Search the material for the word "color" and report each line where it turns up.

(Records from a collection of figures)
╭──

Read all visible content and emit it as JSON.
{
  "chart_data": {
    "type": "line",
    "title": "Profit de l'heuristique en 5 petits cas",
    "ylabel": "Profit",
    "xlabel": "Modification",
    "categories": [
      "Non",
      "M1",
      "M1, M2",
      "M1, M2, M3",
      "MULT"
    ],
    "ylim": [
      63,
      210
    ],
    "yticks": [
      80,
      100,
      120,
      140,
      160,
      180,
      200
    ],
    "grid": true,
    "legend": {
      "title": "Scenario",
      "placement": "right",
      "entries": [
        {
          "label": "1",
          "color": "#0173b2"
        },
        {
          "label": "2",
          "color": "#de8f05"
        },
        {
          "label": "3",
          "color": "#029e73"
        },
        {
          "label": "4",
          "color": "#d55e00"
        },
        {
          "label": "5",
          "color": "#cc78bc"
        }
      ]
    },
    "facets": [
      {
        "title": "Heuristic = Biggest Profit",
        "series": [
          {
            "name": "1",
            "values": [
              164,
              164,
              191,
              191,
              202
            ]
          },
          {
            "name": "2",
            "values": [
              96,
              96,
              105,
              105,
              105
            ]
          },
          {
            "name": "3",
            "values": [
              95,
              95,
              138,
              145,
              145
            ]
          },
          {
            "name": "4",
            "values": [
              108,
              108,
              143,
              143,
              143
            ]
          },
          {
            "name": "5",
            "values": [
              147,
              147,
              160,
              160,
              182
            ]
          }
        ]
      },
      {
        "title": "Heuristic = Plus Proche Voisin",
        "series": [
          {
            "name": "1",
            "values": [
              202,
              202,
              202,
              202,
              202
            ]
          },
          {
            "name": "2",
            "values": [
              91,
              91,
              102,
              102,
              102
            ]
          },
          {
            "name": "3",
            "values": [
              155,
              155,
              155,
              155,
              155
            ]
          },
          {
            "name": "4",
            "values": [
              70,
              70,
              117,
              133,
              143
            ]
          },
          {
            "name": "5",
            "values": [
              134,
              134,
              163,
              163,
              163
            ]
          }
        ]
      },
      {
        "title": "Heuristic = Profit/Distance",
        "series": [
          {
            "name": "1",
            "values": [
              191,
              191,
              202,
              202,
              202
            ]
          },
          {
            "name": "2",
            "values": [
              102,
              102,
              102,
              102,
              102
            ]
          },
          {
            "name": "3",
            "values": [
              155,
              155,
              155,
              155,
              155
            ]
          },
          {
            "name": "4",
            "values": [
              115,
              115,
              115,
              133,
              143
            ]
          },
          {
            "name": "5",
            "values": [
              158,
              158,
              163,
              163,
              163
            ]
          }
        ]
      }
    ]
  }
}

╰──

▸ Expected output:
          "color": "#0173b2"
          "color": "#de8f05"
          "color": "#029e73"
          "color": "#d55e00"
          "color": "#cc78bc"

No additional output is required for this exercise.